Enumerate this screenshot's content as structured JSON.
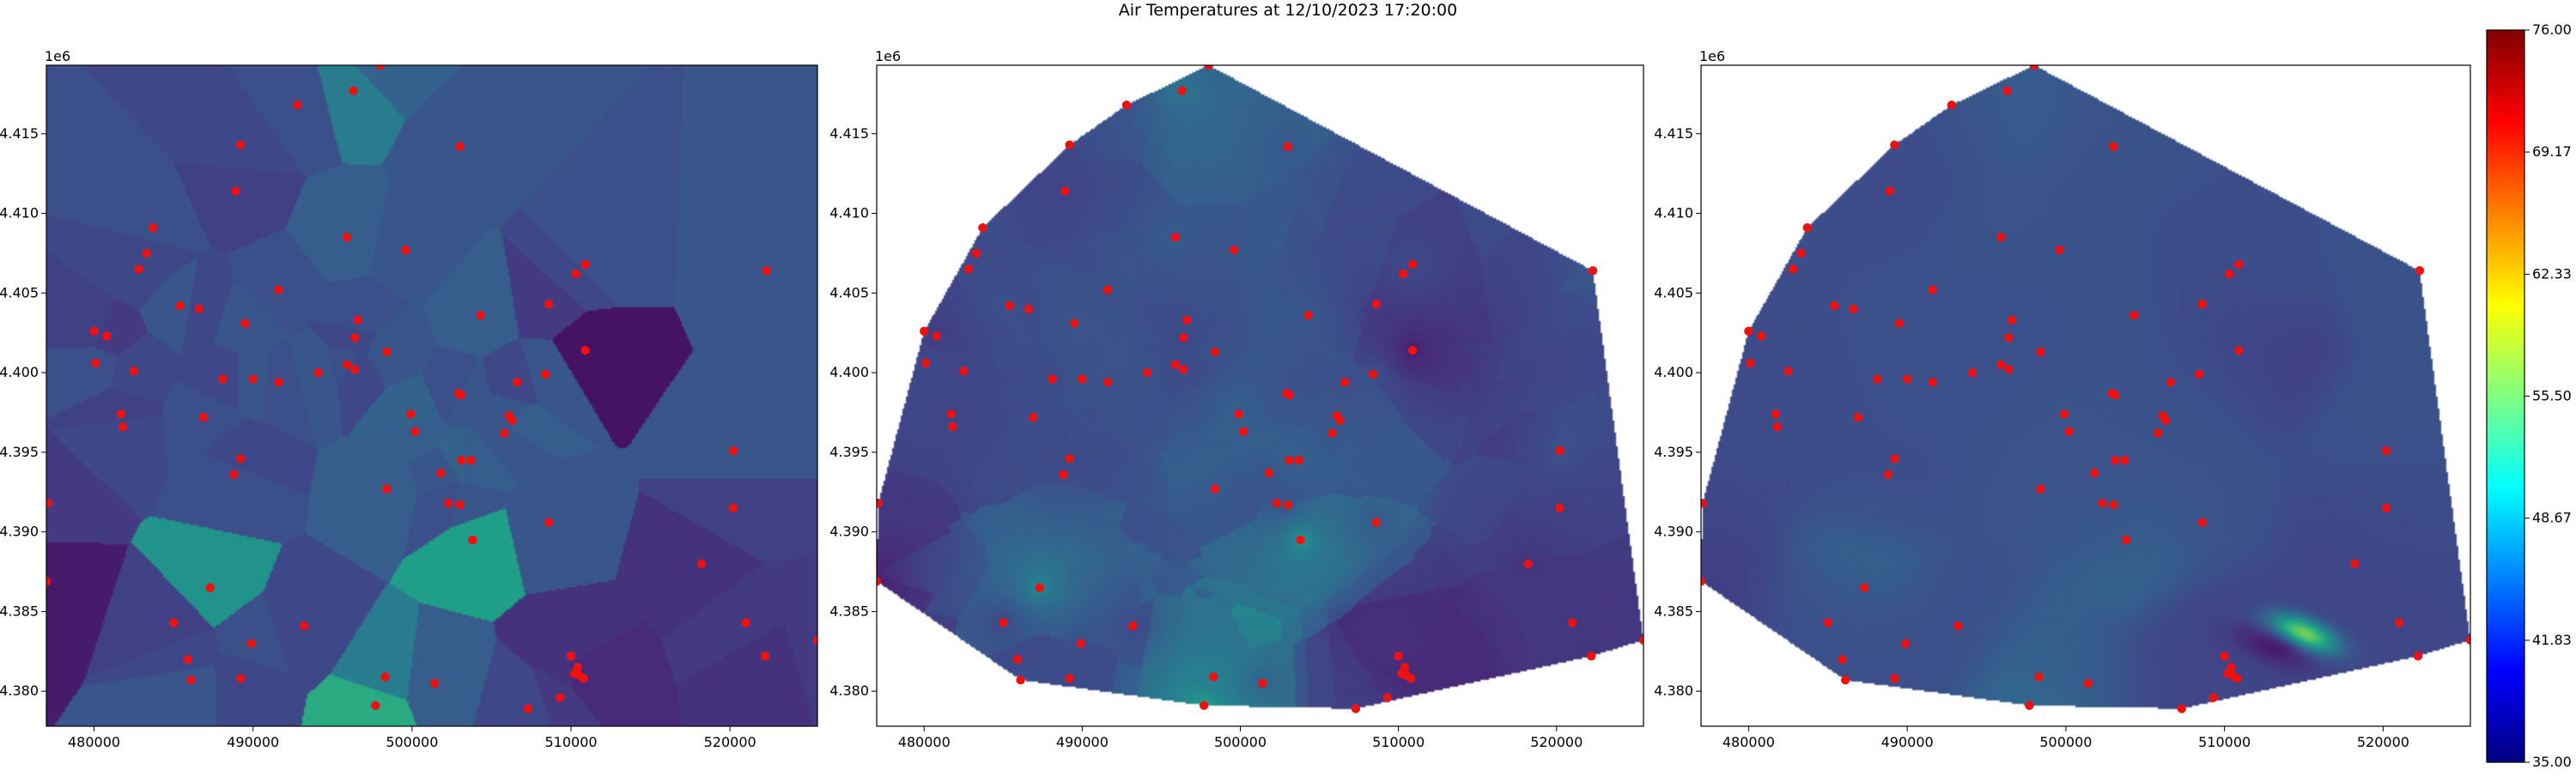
{
  "chart_data": {
    "type": "heatmap",
    "title": "Air Temperatures at 12/10/2023 17:20:00",
    "x_range": [
      477000,
      525500
    ],
    "y_range": [
      4377800,
      4419300
    ],
    "x_ticks": [
      480000,
      490000,
      500000,
      510000,
      520000
    ],
    "x_tick_labels": [
      "480000",
      "490000",
      "500000",
      "510000",
      "520000"
    ],
    "y_ticks": [
      4380000,
      4385000,
      4390000,
      4395000,
      4400000,
      4405000,
      4410000,
      4415000
    ],
    "y_tick_labels": [
      "4.380",
      "4.385",
      "4.390",
      "4.395",
      "4.400",
      "4.405",
      "4.410",
      "4.415"
    ],
    "y_offset_label": "1e6",
    "grid": false,
    "legend": "none",
    "panels": [
      {
        "method": "nearest-neighbor (voronoi)",
        "cmap": "viridis",
        "vmin": 35,
        "vmax": 76
      },
      {
        "method": "linear (triangulation)",
        "cmap": "viridis",
        "vmin": 35,
        "vmax": 76
      },
      {
        "method": "smooth (triangulation)",
        "cmap": "viridis",
        "vmin": 35,
        "vmax": 76
      }
    ],
    "colorbar": {
      "cmap": "jet",
      "vmin": 35.0,
      "vmax": 76.0,
      "ticks": [
        35.0,
        41.83,
        48.67,
        55.5,
        62.33,
        69.17,
        76.0
      ],
      "tick_labels": [
        "35.00",
        "41.83",
        "48.67",
        "55.50",
        "62.33",
        "69.17",
        "76.00"
      ]
    },
    "station_color": "#ee1111",
    "stations": [
      {
        "x": 498000,
        "y": 4419300,
        "t": 48
      },
      {
        "x": 492800,
        "y": 4416800,
        "t": 45
      },
      {
        "x": 496300,
        "y": 4417700,
        "t": 52
      },
      {
        "x": 489200,
        "y": 4414300,
        "t": 44
      },
      {
        "x": 503000,
        "y": 4414200,
        "t": 46
      },
      {
        "x": 488900,
        "y": 4411400,
        "t": 43
      },
      {
        "x": 483700,
        "y": 4409100,
        "t": 45
      },
      {
        "x": 483300,
        "y": 4407500,
        "t": 44
      },
      {
        "x": 482800,
        "y": 4406500,
        "t": 44
      },
      {
        "x": 485400,
        "y": 4404200,
        "t": 46
      },
      {
        "x": 491600,
        "y": 4405200,
        "t": 45
      },
      {
        "x": 495900,
        "y": 4408500,
        "t": 47
      },
      {
        "x": 499600,
        "y": 4407700,
        "t": 46
      },
      {
        "x": 510300,
        "y": 4406200,
        "t": 44
      },
      {
        "x": 510900,
        "y": 4406800,
        "t": 45
      },
      {
        "x": 522300,
        "y": 4406400,
        "t": 46
      },
      {
        "x": 480000,
        "y": 4402600,
        "t": 43
      },
      {
        "x": 480800,
        "y": 4402300,
        "t": 42
      },
      {
        "x": 480100,
        "y": 4400600,
        "t": 45
      },
      {
        "x": 482500,
        "y": 4400100,
        "t": 44
      },
      {
        "x": 486600,
        "y": 4404000,
        "t": 44
      },
      {
        "x": 489500,
        "y": 4403100,
        "t": 46
      },
      {
        "x": 496600,
        "y": 4403300,
        "t": 45
      },
      {
        "x": 496400,
        "y": 4402200,
        "t": 44
      },
      {
        "x": 504300,
        "y": 4403600,
        "t": 47
      },
      {
        "x": 508600,
        "y": 4404300,
        "t": 42
      },
      {
        "x": 510900,
        "y": 4401400,
        "t": 37
      },
      {
        "x": 488100,
        "y": 4399600,
        "t": 44
      },
      {
        "x": 490000,
        "y": 4399600,
        "t": 46
      },
      {
        "x": 491600,
        "y": 4399400,
        "t": 45
      },
      {
        "x": 494100,
        "y": 4400000,
        "t": 46
      },
      {
        "x": 495900,
        "y": 4400500,
        "t": 45
      },
      {
        "x": 496400,
        "y": 4400200,
        "t": 44
      },
      {
        "x": 498400,
        "y": 4401300,
        "t": 46
      },
      {
        "x": 506600,
        "y": 4399400,
        "t": 44
      },
      {
        "x": 508400,
        "y": 4399900,
        "t": 46
      },
      {
        "x": 481700,
        "y": 4397400,
        "t": 43
      },
      {
        "x": 481800,
        "y": 4396600,
        "t": 44
      },
      {
        "x": 486900,
        "y": 4397200,
        "t": 45
      },
      {
        "x": 499900,
        "y": 4397400,
        "t": 48
      },
      {
        "x": 500200,
        "y": 4396300,
        "t": 47
      },
      {
        "x": 502900,
        "y": 4398700,
        "t": 45
      },
      {
        "x": 503100,
        "y": 4398600,
        "t": 46
      },
      {
        "x": 506100,
        "y": 4397300,
        "t": 46
      },
      {
        "x": 506300,
        "y": 4397000,
        "t": 47
      },
      {
        "x": 505800,
        "y": 4396200,
        "t": 46
      },
      {
        "x": 489200,
        "y": 4394600,
        "t": 44
      },
      {
        "x": 488800,
        "y": 4393600,
        "t": 45
      },
      {
        "x": 498400,
        "y": 4392700,
        "t": 47
      },
      {
        "x": 501800,
        "y": 4393700,
        "t": 46
      },
      {
        "x": 503100,
        "y": 4394500,
        "t": 48
      },
      {
        "x": 503700,
        "y": 4394500,
        "t": 47
      },
      {
        "x": 520200,
        "y": 4395100,
        "t": 46
      },
      {
        "x": 477100,
        "y": 4391800,
        "t": 42
      },
      {
        "x": 502300,
        "y": 4391800,
        "t": 45
      },
      {
        "x": 503000,
        "y": 4391700,
        "t": 46
      },
      {
        "x": 503800,
        "y": 4389500,
        "t": 58
      },
      {
        "x": 508600,
        "y": 4390600,
        "t": 46
      },
      {
        "x": 520200,
        "y": 4391500,
        "t": 43
      },
      {
        "x": 487300,
        "y": 4386500,
        "t": 56
      },
      {
        "x": 518200,
        "y": 4388000,
        "t": 41
      },
      {
        "x": 477000,
        "y": 4386900,
        "t": 38
      },
      {
        "x": 485000,
        "y": 4384300,
        "t": 43
      },
      {
        "x": 493200,
        "y": 4384100,
        "t": 44
      },
      {
        "x": 489900,
        "y": 4383000,
        "t": 45
      },
      {
        "x": 485900,
        "y": 4382000,
        "t": 44
      },
      {
        "x": 486100,
        "y": 4380700,
        "t": 46
      },
      {
        "x": 489200,
        "y": 4380800,
        "t": 44
      },
      {
        "x": 498300,
        "y": 4380900,
        "t": 52
      },
      {
        "x": 497700,
        "y": 4379100,
        "t": 60
      },
      {
        "x": 501400,
        "y": 4380500,
        "t": 47
      },
      {
        "x": 507300,
        "y": 4378900,
        "t": 44
      },
      {
        "x": 510000,
        "y": 4382200,
        "t": 41
      },
      {
        "x": 510400,
        "y": 4381500,
        "t": 40
      },
      {
        "x": 510200,
        "y": 4381100,
        "t": 41
      },
      {
        "x": 510500,
        "y": 4381000,
        "t": 39
      },
      {
        "x": 510800,
        "y": 4380800,
        "t": 40
      },
      {
        "x": 509300,
        "y": 4379600,
        "t": 42
      },
      {
        "x": 521000,
        "y": 4384300,
        "t": 42
      },
      {
        "x": 522200,
        "y": 4382200,
        "t": 41
      },
      {
        "x": 525500,
        "y": 4383200,
        "t": 42
      }
    ],
    "smooth_features": [
      {
        "x": 515000,
        "y": 4383600,
        "t": 68,
        "rx": 2100,
        "ry": 900,
        "rot": -22
      },
      {
        "x": 513000,
        "y": 4382700,
        "t": 38,
        "rx": 2400,
        "ry": 900,
        "rot": -22
      }
    ]
  }
}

→ **WHAT TO DO**
Extract all the data above exactly, excluding every picture.

→ **TASK RESPONSE**
Enumerate this screenshot's content as structured JSON.
{
  "chart_data": {
    "type": "heatmap",
    "title": "Air Temperatures at 12/10/2023 17:20:00",
    "x_range": [
      477000,
      525500
    ],
    "y_range": [
      4377800,
      4419300
    ],
    "x_ticks": [
      480000,
      490000,
      500000,
      510000,
      520000
    ],
    "x_tick_labels": [
      "480000",
      "490000",
      "500000",
      "510000",
      "520000"
    ],
    "y_ticks": [
      4380000,
      4385000,
      4390000,
      4395000,
      4400000,
      4405000,
      4410000,
      4415000
    ],
    "y_tick_labels": [
      "4.380",
      "4.385",
      "4.390",
      "4.395",
      "4.400",
      "4.405",
      "4.410",
      "4.415"
    ],
    "y_offset_label": "1e6",
    "grid": false,
    "legend": "none",
    "panels": [
      {
        "method": "nearest-neighbor (voronoi)",
        "cmap": "viridis",
        "vmin": 35,
        "vmax": 76
      },
      {
        "method": "linear (triangulation)",
        "cmap": "viridis",
        "vmin": 35,
        "vmax": 76
      },
      {
        "method": "smooth (triangulation)",
        "cmap": "viridis",
        "vmin": 35,
        "vmax": 76
      }
    ],
    "colorbar": {
      "cmap": "jet",
      "vmin": 35.0,
      "vmax": 76.0,
      "ticks": [
        35.0,
        41.83,
        48.67,
        55.5,
        62.33,
        69.17,
        76.0
      ],
      "tick_labels": [
        "35.00",
        "41.83",
        "48.67",
        "55.50",
        "62.33",
        "69.17",
        "76.00"
      ]
    },
    "station_color": "#ee1111",
    "stations": [
      {
        "x": 498000,
        "y": 4419300,
        "t": 48
      },
      {
        "x": 492800,
        "y": 4416800,
        "t": 45
      },
      {
        "x": 496300,
        "y": 4417700,
        "t": 52
      },
      {
        "x": 489200,
        "y": 4414300,
        "t": 44
      },
      {
        "x": 503000,
        "y": 4414200,
        "t": 46
      },
      {
        "x": 488900,
        "y": 4411400,
        "t": 43
      },
      {
        "x": 483700,
        "y": 4409100,
        "t": 45
      },
      {
        "x": 483300,
        "y": 4407500,
        "t": 44
      },
      {
        "x": 482800,
        "y": 4406500,
        "t": 44
      },
      {
        "x": 485400,
        "y": 4404200,
        "t": 46
      },
      {
        "x": 491600,
        "y": 4405200,
        "t": 45
      },
      {
        "x": 495900,
        "y": 4408500,
        "t": 47
      },
      {
        "x": 499600,
        "y": 4407700,
        "t": 46
      },
      {
        "x": 510300,
        "y": 4406200,
        "t": 44
      },
      {
        "x": 510900,
        "y": 4406800,
        "t": 45
      },
      {
        "x": 522300,
        "y": 4406400,
        "t": 46
      },
      {
        "x": 480000,
        "y": 4402600,
        "t": 43
      },
      {
        "x": 480800,
        "y": 4402300,
        "t": 42
      },
      {
        "x": 480100,
        "y": 4400600,
        "t": 45
      },
      {
        "x": 482500,
        "y": 4400100,
        "t": 44
      },
      {
        "x": 486600,
        "y": 4404000,
        "t": 44
      },
      {
        "x": 489500,
        "y": 4403100,
        "t": 46
      },
      {
        "x": 496600,
        "y": 4403300,
        "t": 45
      },
      {
        "x": 496400,
        "y": 4402200,
        "t": 44
      },
      {
        "x": 504300,
        "y": 4403600,
        "t": 47
      },
      {
        "x": 508600,
        "y": 4404300,
        "t": 42
      },
      {
        "x": 510900,
        "y": 4401400,
        "t": 37
      },
      {
        "x": 488100,
        "y": 4399600,
        "t": 44
      },
      {
        "x": 490000,
        "y": 4399600,
        "t": 46
      },
      {
        "x": 491600,
        "y": 4399400,
        "t": 45
      },
      {
        "x": 494100,
        "y": 4400000,
        "t": 46
      },
      {
        "x": 495900,
        "y": 4400500,
        "t": 45
      },
      {
        "x": 496400,
        "y": 4400200,
        "t": 44
      },
      {
        "x": 498400,
        "y": 4401300,
        "t": 46
      },
      {
        "x": 506600,
        "y": 4399400,
        "t": 44
      },
      {
        "x": 508400,
        "y": 4399900,
        "t": 46
      },
      {
        "x": 481700,
        "y": 4397400,
        "t": 43
      },
      {
        "x": 481800,
        "y": 4396600,
        "t": 44
      },
      {
        "x": 486900,
        "y": 4397200,
        "t": 45
      },
      {
        "x": 499900,
        "y": 4397400,
        "t": 48
      },
      {
        "x": 500200,
        "y": 4396300,
        "t": 47
      },
      {
        "x": 502900,
        "y": 4398700,
        "t": 45
      },
      {
        "x": 503100,
        "y": 4398600,
        "t": 46
      },
      {
        "x": 506100,
        "y": 4397300,
        "t": 46
      },
      {
        "x": 506300,
        "y": 4397000,
        "t": 47
      },
      {
        "x": 505800,
        "y": 4396200,
        "t": 46
      },
      {
        "x": 489200,
        "y": 4394600,
        "t": 44
      },
      {
        "x": 488800,
        "y": 4393600,
        "t": 45
      },
      {
        "x": 498400,
        "y": 4392700,
        "t": 47
      },
      {
        "x": 501800,
        "y": 4393700,
        "t": 46
      },
      {
        "x": 503100,
        "y": 4394500,
        "t": 48
      },
      {
        "x": 503700,
        "y": 4394500,
        "t": 47
      },
      {
        "x": 520200,
        "y": 4395100,
        "t": 46
      },
      {
        "x": 477100,
        "y": 4391800,
        "t": 42
      },
      {
        "x": 502300,
        "y": 4391800,
        "t": 45
      },
      {
        "x": 503000,
        "y": 4391700,
        "t": 46
      },
      {
        "x": 503800,
        "y": 4389500,
        "t": 58
      },
      {
        "x": 508600,
        "y": 4390600,
        "t": 46
      },
      {
        "x": 520200,
        "y": 4391500,
        "t": 43
      },
      {
        "x": 487300,
        "y": 4386500,
        "t": 56
      },
      {
        "x": 518200,
        "y": 4388000,
        "t": 41
      },
      {
        "x": 477000,
        "y": 4386900,
        "t": 38
      },
      {
        "x": 485000,
        "y": 4384300,
        "t": 43
      },
      {
        "x": 493200,
        "y": 4384100,
        "t": 44
      },
      {
        "x": 489900,
        "y": 4383000,
        "t": 45
      },
      {
        "x": 485900,
        "y": 4382000,
        "t": 44
      },
      {
        "x": 486100,
        "y": 4380700,
        "t": 46
      },
      {
        "x": 489200,
        "y": 4380800,
        "t": 44
      },
      {
        "x": 498300,
        "y": 4380900,
        "t": 52
      },
      {
        "x": 497700,
        "y": 4379100,
        "t": 60
      },
      {
        "x": 501400,
        "y": 4380500,
        "t": 47
      },
      {
        "x": 507300,
        "y": 4378900,
        "t": 44
      },
      {
        "x": 510000,
        "y": 4382200,
        "t": 41
      },
      {
        "x": 510400,
        "y": 4381500,
        "t": 40
      },
      {
        "x": 510200,
        "y": 4381100,
        "t": 41
      },
      {
        "x": 510500,
        "y": 4381000,
        "t": 39
      },
      {
        "x": 510800,
        "y": 4380800,
        "t": 40
      },
      {
        "x": 509300,
        "y": 4379600,
        "t": 42
      },
      {
        "x": 521000,
        "y": 4384300,
        "t": 42
      },
      {
        "x": 522200,
        "y": 4382200,
        "t": 41
      },
      {
        "x": 525500,
        "y": 4383200,
        "t": 42
      }
    ],
    "smooth_features": [
      {
        "x": 515000,
        "y": 4383600,
        "t": 68,
        "rx": 2100,
        "ry": 900,
        "rot": -22
      },
      {
        "x": 513000,
        "y": 4382700,
        "t": 38,
        "rx": 2400,
        "ry": 900,
        "rot": -22
      }
    ]
  }
}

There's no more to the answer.